> [Work instructions]: Which lines contain the word "xlabel"? Return each of them as written.

= = = = = = =

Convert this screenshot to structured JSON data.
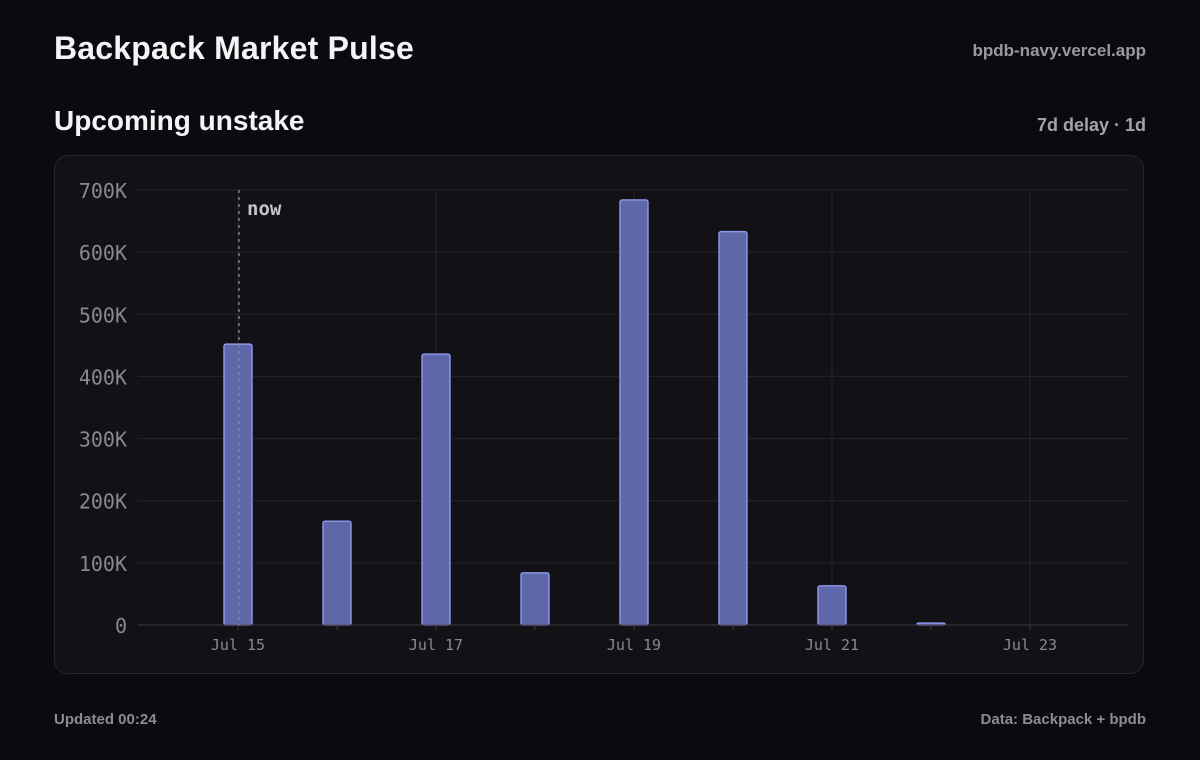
{
  "header": {
    "title": "Backpack Market Pulse",
    "domain": "bpdb-navy.vercel.app"
  },
  "section": {
    "title": "Upcoming unstake",
    "meta": "7d delay · 1d"
  },
  "footer": {
    "updated": "Updated 00:24",
    "source": "Data: Backpack + bpdb"
  },
  "chart_data": {
    "type": "bar",
    "title": "Upcoming unstake",
    "xlabel": "",
    "ylabel": "",
    "categories": [
      "Jul 15",
      "Jul 16",
      "Jul 17",
      "Jul 18",
      "Jul 19",
      "Jul 20",
      "Jul 21",
      "Jul 22",
      "Jul 23"
    ],
    "x_tick_labels": [
      "Jul 15",
      "Jul 17",
      "Jul 19",
      "Jul 21",
      "Jul 23"
    ],
    "values": [
      452000,
      167000,
      436000,
      84000,
      684000,
      633000,
      63000,
      3000,
      0
    ],
    "ylim": [
      0,
      700000
    ],
    "y_ticks": [
      0,
      100000,
      200000,
      300000,
      400000,
      500000,
      600000,
      700000
    ],
    "y_tick_labels": [
      "0",
      "100K",
      "200K",
      "300K",
      "400K",
      "500K",
      "600K",
      "700K"
    ],
    "now_marker": {
      "date": "Jul 15",
      "label": "now"
    },
    "grid": true,
    "colors": {
      "bar_fill": "#5e67a8",
      "bar_stroke": "#8e98f0",
      "grid": "#25242b",
      "tick_text": "#8a8892",
      "now_text": "#c6c4cc"
    }
  }
}
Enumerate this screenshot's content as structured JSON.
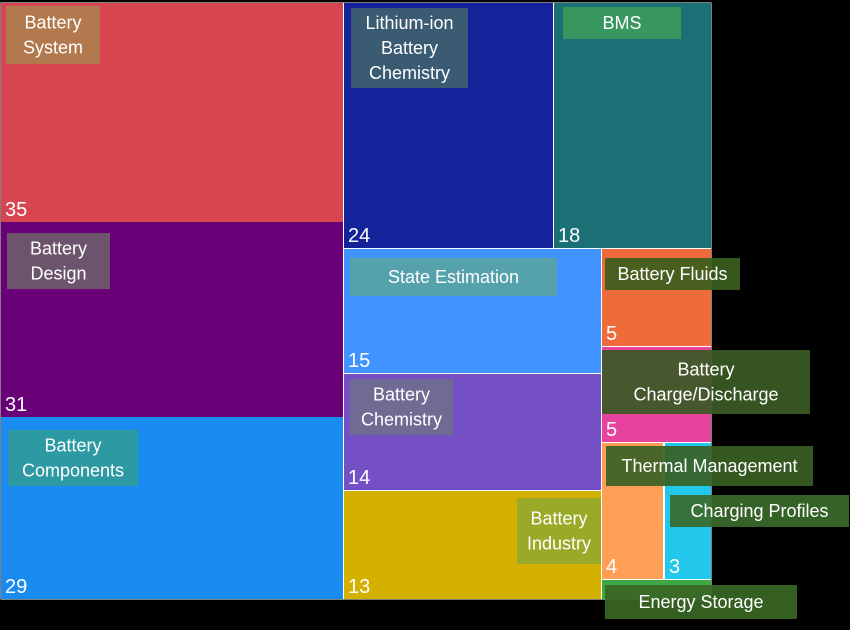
{
  "chart_data": {
    "type": "treemap",
    "title": "",
    "items": [
      {
        "label": "Battery System",
        "value": 35,
        "value_label": "35",
        "color": "#d64550",
        "label_lines": [
          "Battery",
          "System"
        ],
        "label_bg": "#b07e4e"
      },
      {
        "label": "Battery Design",
        "value": 31,
        "value_label": "31",
        "color": "#6a0078",
        "label_lines": [
          "Battery",
          "Design"
        ],
        "label_bg": "#6e5b6d"
      },
      {
        "label": "Battery Components",
        "value": 29,
        "value_label": "29",
        "color": "#1a8cf0",
        "label_lines": [
          "Battery",
          "Components"
        ],
        "label_bg": "#2f9a9c"
      },
      {
        "label": "Lithium-ion Battery Chemistry",
        "value": 24,
        "value_label": "24",
        "color": "#14239a",
        "label_lines": [
          "Lithium-ion",
          "Battery",
          "Chemistry"
        ],
        "label_bg": "#3f6170"
      },
      {
        "label": "BMS",
        "value": 18,
        "value_label": "18",
        "color": "#1b7075",
        "label_lines": [
          "BMS"
        ],
        "label_bg": "#3a9a5c"
      },
      {
        "label": "State Estimation",
        "value": 15,
        "value_label": "15",
        "color": "#4193ff",
        "label_lines": [
          "State Estimation"
        ],
        "label_bg": "#58a3a5"
      },
      {
        "label": "Battery Chemistry",
        "value": 14,
        "value_label": "14",
        "color": "#7550c5",
        "label_lines": [
          "Battery",
          "Chemistry"
        ],
        "label_bg": "#6f6e8e"
      },
      {
        "label": "Battery Industry",
        "value": 13,
        "value_label": "13",
        "color": "#d4b000",
        "label_lines": [
          "Battery",
          "Industry"
        ],
        "label_bg": "#93a92a"
      },
      {
        "label": "Battery Fluids",
        "value": 5,
        "value_label": "5",
        "color": "#ef6c3a",
        "label_lines": [
          "Battery Fluids"
        ],
        "label_bg": "#3b5e1e"
      },
      {
        "label": "Battery Charge/Discharge",
        "value": 5,
        "value_label": "5",
        "color": "#e7429e",
        "label_lines": [
          "Battery",
          "Charge/Discharge"
        ],
        "label_bg": "#3b5a25"
      },
      {
        "label": "Thermal Management",
        "value": 4,
        "value_label": "4",
        "color": "#ff9f55",
        "label_lines": [
          "Thermal Management"
        ],
        "label_bg": "#3a6024"
      },
      {
        "label": "Charging Profiles",
        "value": 3,
        "value_label": "3",
        "color": "#22c7ec",
        "label_lines": [
          "Charging Profiles"
        ],
        "label_bg": "#3a6a2a"
      },
      {
        "label": "Energy Storage",
        "value": 1,
        "value_label": "",
        "color": "#3fa845",
        "label_lines": [
          "Energy Storage"
        ],
        "label_bg": "#3a6624"
      }
    ]
  }
}
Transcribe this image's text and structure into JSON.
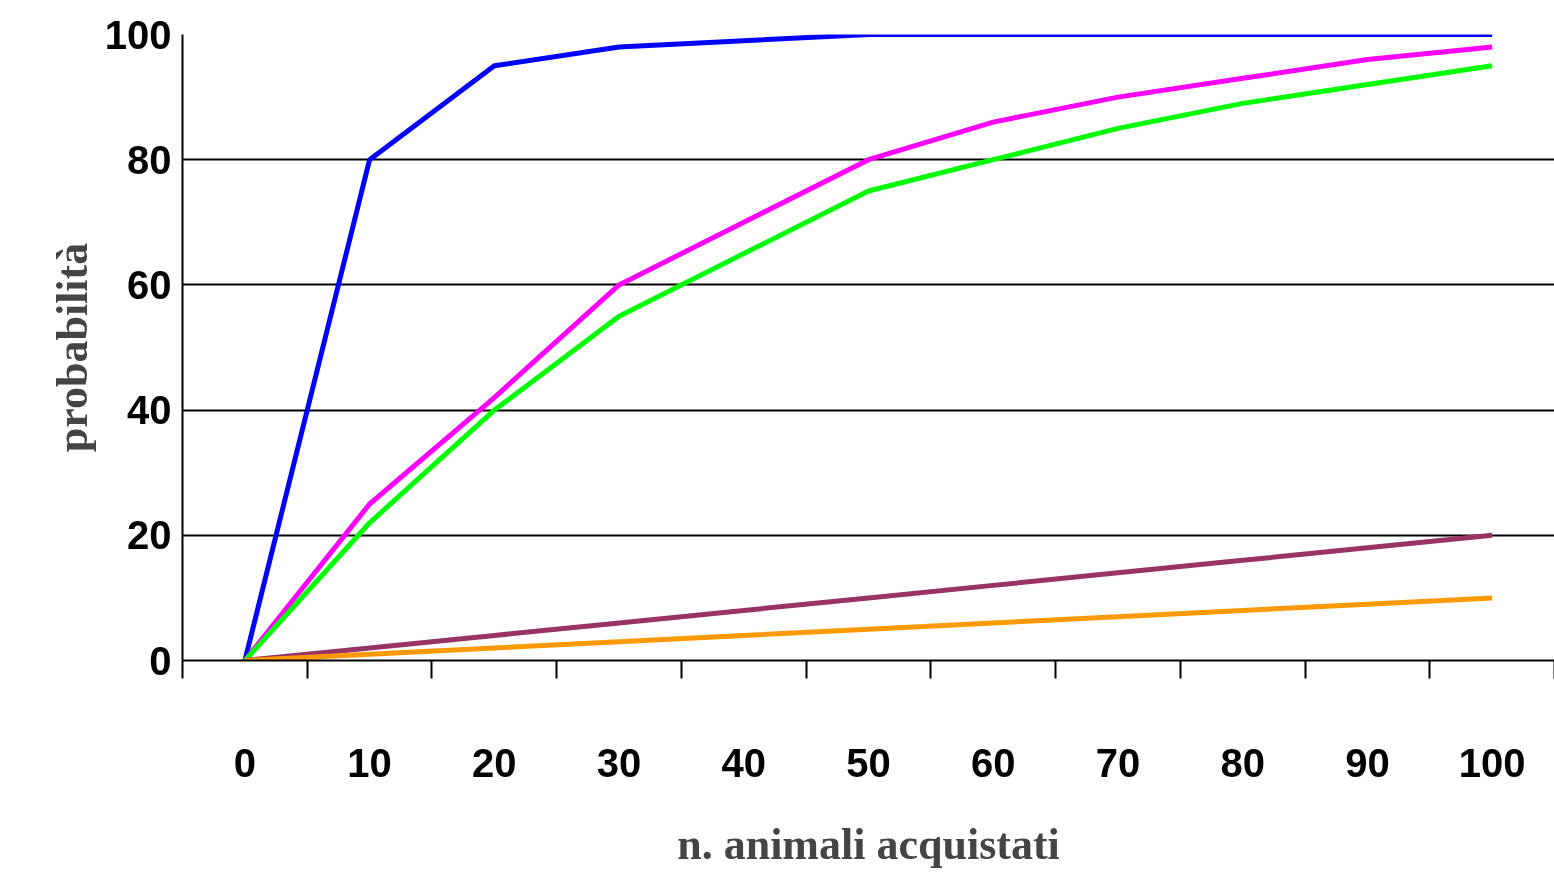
{
  "chart_data": {
    "type": "line",
    "xlabel": "n. animali acquistati",
    "ylabel": "probabilità",
    "categories": [
      "0",
      "10",
      "20",
      "30",
      "40",
      "50",
      "60",
      "70",
      "80",
      "90",
      "100"
    ],
    "series": [
      {
        "color": "#0000ff",
        "values": [
          0,
          80,
          95,
          98,
          99,
          100,
          100,
          100,
          100,
          100,
          100
        ]
      },
      {
        "color": "#ff00ff",
        "values": [
          0,
          25,
          42,
          60,
          70,
          80,
          86,
          90,
          93,
          96,
          98
        ]
      },
      {
        "color": "#00ff00",
        "values": [
          0,
          22,
          40,
          55,
          65,
          75,
          80,
          85,
          89,
          92,
          95
        ]
      },
      {
        "color": "#993366",
        "values": [
          0,
          2,
          4,
          6,
          8,
          10,
          12,
          14,
          16,
          18,
          20
        ]
      },
      {
        "color": "#ff9900",
        "values": [
          0,
          1,
          2,
          3,
          4,
          5,
          6,
          7,
          8,
          9,
          10
        ]
      }
    ],
    "ylim": [
      0,
      100
    ],
    "yticks": [
      0,
      20,
      40,
      60,
      80,
      100
    ],
    "grid": "y",
    "line_style": "solid",
    "marker": "none"
  }
}
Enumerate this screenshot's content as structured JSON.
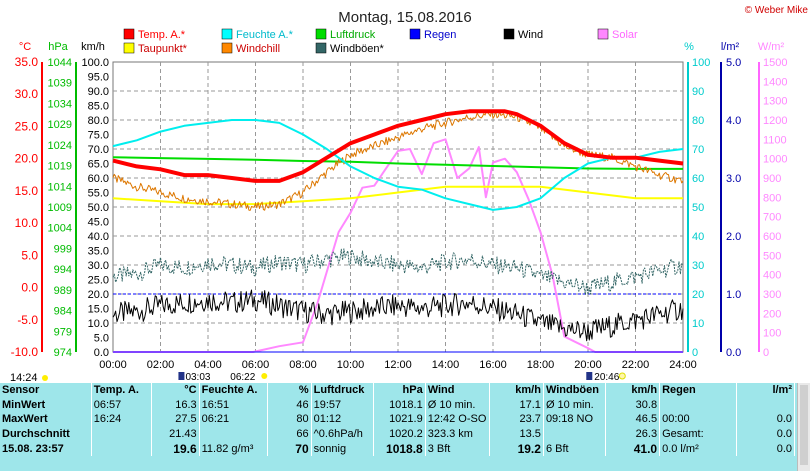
{
  "chart_data": {
    "type": "line",
    "title": "Montag, 15.08.2016",
    "copyright": "© Weber Mike",
    "x_range": [
      "00:00",
      "24:00"
    ],
    "x_ticks": [
      "00:00",
      "02:00",
      "04:00",
      "06:00",
      "08:00",
      "10:00",
      "12:00",
      "14:00",
      "16:00",
      "18:00",
      "20:00",
      "22:00",
      "24:00"
    ],
    "axes": {
      "temp_c": {
        "label": "°C",
        "color": "#ff0000",
        "ylim": [
          -10,
          35
        ],
        "ticks": [
          "35.0",
          "30.0",
          "25.0",
          "20.0",
          "15.0",
          "10.0",
          "5.0",
          "0.0",
          "-5.0",
          "-10.0"
        ]
      },
      "pressure_hpa": {
        "label": "hPa",
        "color": "#00bb00",
        "ylim": [
          974,
          1044
        ],
        "ticks": [
          "1044",
          "1039",
          "1034",
          "1029",
          "1024",
          "1019",
          "1014",
          "1009",
          "1004",
          "999",
          "994",
          "989",
          "984",
          "979",
          "974"
        ]
      },
      "wind_kmh": {
        "label": "km/h",
        "color": "#000000",
        "ylim": [
          0,
          100
        ],
        "ticks": [
          "100.0",
          "95.0",
          "90.0",
          "85.0",
          "80.0",
          "75.0",
          "70.0",
          "65.0",
          "60.0",
          "55.0",
          "50.0",
          "45.0",
          "40.0",
          "35.0",
          "30.0",
          "25.0",
          "20.0",
          "15.0",
          "10.0",
          "5.0",
          "0.0"
        ]
      },
      "humidity_pct": {
        "label": "%",
        "color": "#00cccc",
        "ylim": [
          0,
          100
        ],
        "ticks": [
          "100",
          "90",
          "80",
          "70",
          "60",
          "50",
          "40",
          "30",
          "20",
          "10",
          "0"
        ]
      },
      "rain_lm2": {
        "label": "l/m²",
        "color": "#0000aa",
        "ylim": [
          0,
          5
        ],
        "ticks": [
          "5.0",
          "4.0",
          "3.0",
          "2.0",
          "1.0",
          "0.0"
        ]
      },
      "solar_wm2": {
        "label": "W/m²",
        "color": "#ff88ff",
        "ylim": [
          0,
          1500
        ],
        "ticks": [
          "1500",
          "1400",
          "1300",
          "1200",
          "1100",
          "1000",
          "900",
          "800",
          "700",
          "600",
          "500",
          "400",
          "300",
          "200",
          "100",
          "0"
        ]
      }
    },
    "legend": [
      {
        "name": "Temp. A.*",
        "color": "#ff0000"
      },
      {
        "name": "Feuchte A.*",
        "color": "#00ffff"
      },
      {
        "name": "Luftdruck",
        "color": "#00dd00"
      },
      {
        "name": "Regen",
        "color": "#0000ff"
      },
      {
        "name": "Wind",
        "color": "#000000"
      },
      {
        "name": "Solar",
        "color": "#ff88ff"
      },
      {
        "name": "Taupunkt*",
        "color": "#ffff00"
      },
      {
        "name": "Windchill",
        "color": "#ff8800"
      },
      {
        "name": "Windböen*",
        "color": "#336666"
      }
    ],
    "series": [
      {
        "key": "temp",
        "axis": "wind_kmh",
        "color": "#ff0000",
        "width": 4,
        "x": [
          0,
          1,
          2,
          3,
          4,
          5,
          6,
          7,
          8,
          9,
          10,
          11,
          12,
          13,
          14,
          15,
          16,
          16.5,
          17,
          18,
          19,
          20,
          21,
          22,
          23,
          24
        ],
        "y": [
          66,
          64,
          63,
          61,
          61,
          60,
          59,
          59,
          62,
          67,
          72,
          75,
          78,
          80,
          82,
          83,
          83,
          83,
          82,
          78,
          72,
          68,
          67,
          67,
          66,
          65
        ]
      },
      {
        "key": "windchill",
        "axis": "wind_kmh",
        "color": "#dd7700",
        "width": 1,
        "x": [
          0,
          1,
          2,
          3,
          4,
          5,
          6,
          7,
          8,
          9,
          10,
          11,
          12,
          13,
          14,
          15,
          16,
          17,
          18,
          19,
          20,
          21,
          22,
          23,
          24
        ],
        "y": [
          60,
          57,
          55,
          53,
          52,
          51,
          50,
          51,
          55,
          62,
          68,
          71,
          74,
          77,
          79,
          81,
          82,
          81,
          77,
          71,
          68,
          67,
          64,
          61,
          59
        ]
      },
      {
        "key": "humidity",
        "axis": "humidity_pct",
        "color": "#00eeee",
        "width": 2,
        "x": [
          0,
          1,
          2,
          3,
          4,
          5,
          6,
          7,
          8,
          9,
          10,
          11,
          12,
          13,
          14,
          15,
          16,
          17,
          18,
          19,
          20,
          21,
          22,
          23,
          24
        ],
        "y": [
          71,
          73,
          76,
          78,
          79,
          80,
          80,
          79,
          75,
          70,
          64,
          60,
          57,
          56,
          53,
          51,
          49,
          50,
          53,
          60,
          65,
          67,
          67,
          69,
          70
        ]
      },
      {
        "key": "pressure",
        "axis": "pressure_hpa",
        "color": "#00dd00",
        "width": 2,
        "x": [
          0,
          2,
          4,
          6,
          8,
          10,
          12,
          14,
          16,
          18,
          20,
          22,
          24
        ],
        "y": [
          1021.0,
          1020.8,
          1020.6,
          1020.4,
          1020.1,
          1019.9,
          1019.5,
          1019.2,
          1018.9,
          1018.6,
          1018.3,
          1018.2,
          1018.2
        ]
      },
      {
        "key": "dewpoint",
        "axis": "wind_kmh",
        "color": "#ffff00",
        "width": 2,
        "x": [
          0,
          2,
          4,
          6,
          8,
          10,
          12,
          14,
          16,
          18,
          20,
          22,
          24
        ],
        "y": [
          53,
          52,
          51,
          51,
          52,
          53,
          55,
          57,
          57,
          57,
          55,
          53,
          53
        ]
      },
      {
        "key": "gusts",
        "axis": "wind_kmh",
        "color": "#336666",
        "width": 1,
        "x": [
          0,
          1,
          2,
          3,
          4,
          5,
          6,
          7,
          8,
          9,
          10,
          11,
          12,
          13,
          14,
          15,
          16,
          17,
          18,
          19,
          20,
          21,
          22,
          23,
          24
        ],
        "y": [
          26,
          27,
          30,
          29,
          31,
          30,
          29,
          31,
          30,
          32,
          33,
          31,
          30,
          29,
          31,
          32,
          30,
          29,
          26,
          24,
          22,
          24,
          26,
          28,
          30
        ]
      },
      {
        "key": "wind",
        "axis": "wind_kmh",
        "color": "#000000",
        "width": 1,
        "x": [
          0,
          1,
          2,
          3,
          4,
          5,
          6,
          7,
          8,
          9,
          10,
          11,
          12,
          13,
          14,
          15,
          16,
          17,
          18,
          19,
          20,
          21,
          22,
          23,
          24
        ],
        "y": [
          13,
          14,
          16,
          17,
          18,
          17,
          18,
          16,
          14,
          13,
          14,
          15,
          16,
          15,
          16,
          17,
          15,
          13,
          10,
          8,
          7,
          9,
          11,
          13,
          15
        ]
      },
      {
        "key": "solar",
        "axis": "solar_wm2",
        "color": "#ff88ff",
        "width": 2,
        "x": [
          0,
          5.9,
          7,
          8,
          8.6,
          9.5,
          10,
          10.5,
          11,
          11.5,
          12,
          12.5,
          13,
          13.5,
          14,
          14.5,
          15,
          15.4,
          15.7,
          16,
          16.5,
          17,
          17.5,
          18,
          18.5,
          19,
          19.5,
          20,
          20.3,
          24
        ],
        "y": [
          0,
          0,
          30,
          50,
          250,
          620,
          720,
          850,
          860,
          950,
          1040,
          1050,
          920,
          1080,
          1100,
          900,
          950,
          1060,
          800,
          980,
          1000,
          930,
          790,
          620,
          400,
          80,
          50,
          20,
          0,
          0
        ]
      },
      {
        "key": "rain",
        "axis": "rain_lm2",
        "color": "#0000ff",
        "width": 1,
        "x": [
          0,
          24
        ],
        "y": [
          0,
          0
        ]
      }
    ],
    "reference_line": {
      "value": 20,
      "axis": "wind_kmh",
      "color": "#0000ff"
    },
    "markers": {
      "left_time": "14:24",
      "sunrise": "06:22",
      "sunset": "20:46",
      "moonrise": "03:03"
    }
  },
  "table": {
    "headers": [
      "Sensor",
      "Temp. A.",
      "°C",
      "Feuchte A.",
      "%",
      "Luftdruck",
      "hPa",
      "Wind",
      "km/h",
      "Windböen",
      "km/h",
      "Regen",
      "l/m²"
    ],
    "rows": [
      [
        "MinWert",
        "06:57",
        "16.3",
        "16:51",
        "46",
        "19:57",
        "1018.1",
        "Ø 10 min.",
        "17.1",
        "Ø 10 min.",
        "30.8",
        "",
        ""
      ],
      [
        "MaxWert",
        "16:24",
        "27.5",
        "06:21",
        "80",
        "01:12",
        "1021.9",
        "12:42  O-SO",
        "23.7",
        "09:18  NO",
        "46.5",
        "00:00",
        "0.0"
      ],
      [
        "Durchschnitt",
        "",
        "21.43",
        "",
        "66",
        "^0.6hPa/h",
        "1020.2",
        "323.3 km",
        "13.5",
        "",
        "26.3",
        "Gesamt:",
        "0.0"
      ],
      [
        "15.08. 23:57",
        "",
        "19.6",
        "11.82 g/m³",
        "70",
        "sonnig",
        "1018.8",
        "3 Bft",
        "19.2",
        "6 Bft",
        "41.0",
        "0.0 l/m²",
        "0.0"
      ]
    ]
  }
}
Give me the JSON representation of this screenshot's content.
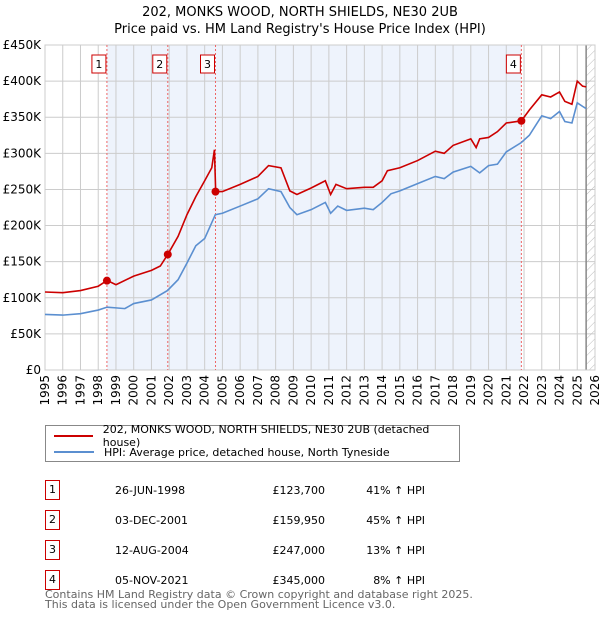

= = = = = = =

> [Expected answer]:
    "xlabel": "",
    "xlabel": "n. animali acquistati",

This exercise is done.